───── DATA LINES ─────
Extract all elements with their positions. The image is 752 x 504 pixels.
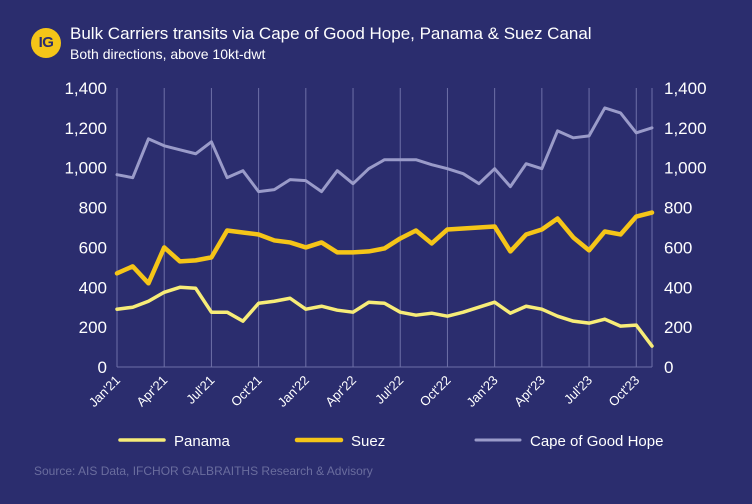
- x-tick-label: Apr'22: [322, 373, 359, 410]
- y-tick-label-right: 800: [664, 199, 692, 218]
- series-line-suez: [114, 210, 655, 286]
- y-tick-label-right: 0: [664, 358, 673, 377]
- y-tick-label-right: 400: [664, 278, 692, 297]
- y-tick-label-left: 800: [79, 199, 107, 218]
- y-tick-label-right: 1,400: [664, 79, 707, 98]
- source-note: Source: AIS Data, IFCHOR GALBRAITHS Rese…: [34, 464, 373, 478]
- legend-label: Cape of Good Hope: [530, 433, 663, 450]
- x-tick-label: Oct'22: [417, 373, 454, 410]
- y-tick-label-left: 200: [79, 318, 107, 337]
- x-tick-label: Apr'21: [133, 373, 170, 410]
- y-tick-label-right: 200: [664, 318, 692, 337]
- series-line-panama: [115, 285, 654, 348]
- x-tick-label: Apr'23: [511, 373, 548, 410]
- x-tick-label: Jan'22: [275, 373, 312, 410]
- y-tick-label-left: 400: [79, 278, 107, 297]
- x-tick-label: Jan'23: [463, 373, 500, 410]
- y-tick-label-right: 600: [664, 238, 692, 257]
- x-tick-label: Jul'23: [561, 373, 595, 407]
- legend-label: Suez: [351, 433, 385, 450]
- y-tick-label-left: 1,400: [64, 79, 107, 98]
- y-tick-label-left: 1,000: [64, 159, 107, 178]
- chart-subtitle: Both directions, above 10kt-dwt: [70, 46, 266, 62]
- chart-title: Bulk Carriers transits via Cape of Good …: [70, 24, 592, 43]
- x-tick-label: Jul'22: [372, 373, 406, 407]
- ig-logo-icon: IG: [31, 28, 61, 58]
- x-tick-label: Jul'21: [183, 373, 217, 407]
- series-line-cape-of-good-hope: [115, 106, 654, 194]
- x-tick-label: Oct'21: [228, 373, 265, 410]
- x-tick-label: Jan'21: [86, 373, 123, 410]
- y-tick-label-right: 1,200: [664, 119, 707, 138]
- x-tick-label: Oct'23: [605, 373, 642, 410]
- y-tick-label-left: 600: [79, 238, 107, 257]
- legend-label: Panama: [174, 433, 231, 450]
- y-tick-label-left: 0: [98, 358, 107, 377]
- y-tick-label-left: 1,200: [64, 119, 107, 138]
- y-tick-label-right: 1,000: [664, 159, 707, 178]
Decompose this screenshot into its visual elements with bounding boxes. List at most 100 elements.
─────
GIVEN INSTRUCTION:
Retype the records above line for line, omitting the pictures.

RESPONSE:
Extract all elements with their positions. The image is 752 x 504 pixels.
- x-tick-label: Apr'22: [322, 373, 359, 410]
- y-tick-label-right: 800: [664, 199, 692, 218]
- series-line-suez: [114, 210, 655, 286]
- y-tick-label-right: 0: [664, 358, 673, 377]
- y-tick-label-right: 400: [664, 278, 692, 297]
- y-tick-label-left: 800: [79, 199, 107, 218]
- y-tick-label-right: 1,400: [664, 79, 707, 98]
- source-note: Source: AIS Data, IFCHOR GALBRAITHS Rese…: [34, 464, 373, 478]
- legend-label: Cape of Good Hope: [530, 433, 663, 450]
- x-tick-label: Oct'22: [417, 373, 454, 410]
- y-tick-label-left: 200: [79, 318, 107, 337]
- x-tick-label: Apr'21: [133, 373, 170, 410]
- y-tick-label-right: 200: [664, 318, 692, 337]
- series-line-panama: [115, 285, 654, 348]
- x-tick-label: Apr'23: [511, 373, 548, 410]
- x-tick-label: Jan'22: [275, 373, 312, 410]
- y-tick-label-left: 400: [79, 278, 107, 297]
- x-tick-label: Jan'23: [463, 373, 500, 410]
- y-tick-label-right: 600: [664, 238, 692, 257]
- x-tick-label: Jul'23: [561, 373, 595, 407]
- legend-label: Suez: [351, 433, 385, 450]
- y-tick-label-left: 1,400: [64, 79, 107, 98]
- y-tick-label-left: 1,000: [64, 159, 107, 178]
- chart-subtitle: Both directions, above 10kt-dwt: [70, 46, 266, 62]
- chart-title: Bulk Carriers transits via Cape of Good …: [70, 24, 592, 43]
- x-tick-label: Jul'22: [372, 373, 406, 407]
- ig-logo-icon: IG: [31, 28, 61, 58]
- x-tick-label: Jul'21: [183, 373, 217, 407]
- series-line-cape-of-good-hope: [115, 106, 654, 194]
- x-tick-label: Oct'21: [228, 373, 265, 410]
- x-tick-label: Jan'21: [86, 373, 123, 410]
- y-tick-label-right: 1,200: [664, 119, 707, 138]
- x-tick-label: Oct'23: [605, 373, 642, 410]
- y-tick-label-left: 600: [79, 238, 107, 257]
- legend-label: Panama: [174, 433, 231, 450]
- y-tick-label-left: 0: [98, 358, 107, 377]
- y-tick-label-left: 1,200: [64, 119, 107, 138]
- y-tick-label-right: 1,000: [664, 159, 707, 178]
Decompose this screenshot into its visual elements with bounding boxes. List at most 100 elements.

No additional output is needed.